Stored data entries
----

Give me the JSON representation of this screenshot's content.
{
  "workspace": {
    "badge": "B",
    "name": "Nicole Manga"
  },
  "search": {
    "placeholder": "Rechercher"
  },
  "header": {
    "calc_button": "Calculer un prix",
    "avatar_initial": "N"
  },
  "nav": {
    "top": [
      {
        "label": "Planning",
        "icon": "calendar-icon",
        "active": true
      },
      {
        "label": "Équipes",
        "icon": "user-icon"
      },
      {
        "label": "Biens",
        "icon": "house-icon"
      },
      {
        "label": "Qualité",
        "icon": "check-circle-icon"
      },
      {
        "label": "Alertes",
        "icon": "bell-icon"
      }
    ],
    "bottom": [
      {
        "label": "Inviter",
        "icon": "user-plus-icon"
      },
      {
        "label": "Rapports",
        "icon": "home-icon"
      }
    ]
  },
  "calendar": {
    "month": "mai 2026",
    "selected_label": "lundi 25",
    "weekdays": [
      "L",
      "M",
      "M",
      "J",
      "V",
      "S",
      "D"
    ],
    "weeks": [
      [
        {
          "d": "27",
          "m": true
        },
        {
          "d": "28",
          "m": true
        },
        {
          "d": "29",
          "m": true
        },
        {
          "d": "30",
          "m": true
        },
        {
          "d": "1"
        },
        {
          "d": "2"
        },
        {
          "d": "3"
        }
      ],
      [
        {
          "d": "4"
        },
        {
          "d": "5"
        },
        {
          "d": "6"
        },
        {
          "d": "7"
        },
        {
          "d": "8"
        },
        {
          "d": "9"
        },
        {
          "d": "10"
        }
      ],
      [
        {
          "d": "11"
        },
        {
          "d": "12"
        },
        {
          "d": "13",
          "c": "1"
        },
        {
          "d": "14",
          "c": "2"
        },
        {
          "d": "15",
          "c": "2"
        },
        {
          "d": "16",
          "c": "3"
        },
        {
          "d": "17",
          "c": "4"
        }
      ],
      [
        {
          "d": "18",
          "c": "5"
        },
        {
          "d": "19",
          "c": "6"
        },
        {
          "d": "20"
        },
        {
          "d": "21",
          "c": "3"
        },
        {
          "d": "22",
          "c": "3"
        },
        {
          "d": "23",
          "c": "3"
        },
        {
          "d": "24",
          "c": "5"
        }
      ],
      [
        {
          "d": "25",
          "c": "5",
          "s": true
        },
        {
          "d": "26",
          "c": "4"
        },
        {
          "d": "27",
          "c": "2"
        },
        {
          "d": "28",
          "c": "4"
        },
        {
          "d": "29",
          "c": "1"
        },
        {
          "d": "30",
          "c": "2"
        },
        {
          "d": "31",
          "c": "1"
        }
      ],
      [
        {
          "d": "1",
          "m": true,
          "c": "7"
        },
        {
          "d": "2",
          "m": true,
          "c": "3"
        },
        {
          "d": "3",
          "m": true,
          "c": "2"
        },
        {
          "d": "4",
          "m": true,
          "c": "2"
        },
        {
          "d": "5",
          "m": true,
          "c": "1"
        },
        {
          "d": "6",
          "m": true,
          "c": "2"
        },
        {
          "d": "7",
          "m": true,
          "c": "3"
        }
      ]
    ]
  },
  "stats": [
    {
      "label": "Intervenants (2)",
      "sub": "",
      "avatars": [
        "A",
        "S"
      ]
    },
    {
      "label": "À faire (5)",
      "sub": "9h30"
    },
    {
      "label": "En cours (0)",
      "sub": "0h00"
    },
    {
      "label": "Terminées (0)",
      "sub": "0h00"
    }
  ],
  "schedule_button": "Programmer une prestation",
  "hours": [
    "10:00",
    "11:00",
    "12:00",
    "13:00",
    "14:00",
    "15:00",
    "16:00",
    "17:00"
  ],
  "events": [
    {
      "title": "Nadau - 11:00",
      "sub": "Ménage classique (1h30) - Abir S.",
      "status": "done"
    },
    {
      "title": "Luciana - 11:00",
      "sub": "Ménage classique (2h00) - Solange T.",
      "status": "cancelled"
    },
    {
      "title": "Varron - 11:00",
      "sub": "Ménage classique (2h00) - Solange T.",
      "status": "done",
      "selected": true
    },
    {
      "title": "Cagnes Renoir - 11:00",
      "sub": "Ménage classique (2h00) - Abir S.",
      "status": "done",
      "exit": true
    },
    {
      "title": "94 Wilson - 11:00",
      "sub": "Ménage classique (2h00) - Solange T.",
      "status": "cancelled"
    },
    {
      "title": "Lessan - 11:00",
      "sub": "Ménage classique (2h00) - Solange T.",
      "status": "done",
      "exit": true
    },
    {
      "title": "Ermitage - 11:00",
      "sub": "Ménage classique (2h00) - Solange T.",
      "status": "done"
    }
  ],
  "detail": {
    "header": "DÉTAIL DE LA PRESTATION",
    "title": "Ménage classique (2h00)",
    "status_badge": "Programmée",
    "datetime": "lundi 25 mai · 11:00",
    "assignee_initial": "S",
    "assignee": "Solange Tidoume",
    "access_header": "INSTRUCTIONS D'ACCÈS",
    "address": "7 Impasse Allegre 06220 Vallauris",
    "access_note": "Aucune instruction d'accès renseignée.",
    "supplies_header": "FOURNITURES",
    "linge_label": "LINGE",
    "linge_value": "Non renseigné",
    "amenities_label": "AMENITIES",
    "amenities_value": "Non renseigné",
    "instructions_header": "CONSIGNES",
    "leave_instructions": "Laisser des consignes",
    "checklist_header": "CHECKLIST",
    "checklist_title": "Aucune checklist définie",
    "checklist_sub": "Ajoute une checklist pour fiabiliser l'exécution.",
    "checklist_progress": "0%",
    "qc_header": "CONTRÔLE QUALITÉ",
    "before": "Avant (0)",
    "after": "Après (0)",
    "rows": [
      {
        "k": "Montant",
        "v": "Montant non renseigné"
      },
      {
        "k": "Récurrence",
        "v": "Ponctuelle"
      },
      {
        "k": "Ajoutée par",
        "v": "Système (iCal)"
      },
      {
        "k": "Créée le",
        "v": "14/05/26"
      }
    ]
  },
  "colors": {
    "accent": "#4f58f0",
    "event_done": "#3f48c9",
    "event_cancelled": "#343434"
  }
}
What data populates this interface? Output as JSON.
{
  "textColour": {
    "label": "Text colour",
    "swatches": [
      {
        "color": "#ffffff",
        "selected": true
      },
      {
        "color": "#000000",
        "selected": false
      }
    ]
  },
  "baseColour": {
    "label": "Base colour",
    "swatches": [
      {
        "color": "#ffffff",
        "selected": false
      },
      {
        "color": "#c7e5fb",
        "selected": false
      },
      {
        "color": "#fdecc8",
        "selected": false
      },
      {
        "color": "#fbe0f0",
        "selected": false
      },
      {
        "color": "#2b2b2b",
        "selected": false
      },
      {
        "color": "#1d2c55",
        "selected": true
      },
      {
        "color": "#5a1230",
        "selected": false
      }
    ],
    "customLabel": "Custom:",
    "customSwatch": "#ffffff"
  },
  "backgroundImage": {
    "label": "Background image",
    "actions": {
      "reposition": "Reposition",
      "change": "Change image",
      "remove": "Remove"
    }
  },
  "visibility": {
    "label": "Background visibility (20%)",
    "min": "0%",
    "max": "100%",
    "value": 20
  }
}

----

__EXERCISE__
Filter the listing above by the word "Aucune"; copy each line that passes.

__COMPLETE OUTPUT__
    "access_note": "Aucune instruction d'accès renseignée.",
    "checklist_title": "Aucune checklist définie",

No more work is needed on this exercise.